:: DO THIS ::
Render every entry verbatim.

:: ENTRIES PROVIDED ::
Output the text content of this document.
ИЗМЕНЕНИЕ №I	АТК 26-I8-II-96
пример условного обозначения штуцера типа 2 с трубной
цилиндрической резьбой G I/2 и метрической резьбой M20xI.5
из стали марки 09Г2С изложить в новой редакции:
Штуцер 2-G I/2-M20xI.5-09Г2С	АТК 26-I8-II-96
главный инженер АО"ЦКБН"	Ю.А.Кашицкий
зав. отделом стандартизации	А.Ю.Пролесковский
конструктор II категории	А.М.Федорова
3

:: FINAL RESULT ::
Output the text content of this document.
ИЗМЕНЕНИЕ №I	АТК 26-I8-II-96
пример условного обозначения штуцера типа 2 с трубной
цилиндрической резьбой G I/2 и метрической резьбой M20xI.5
из стали марки 09Г2С изложить в новой редакции:
Штуцер 2-G I/2-M20xI.5-09Г2С	АТК 26-I8-II-96
главный инженер АО"ЦКБН"	Ю.А.Кашицкий
зав. отделом стандартизации	А.Ю.Пролесковский
конструктор II категории	А.М.Федорова
3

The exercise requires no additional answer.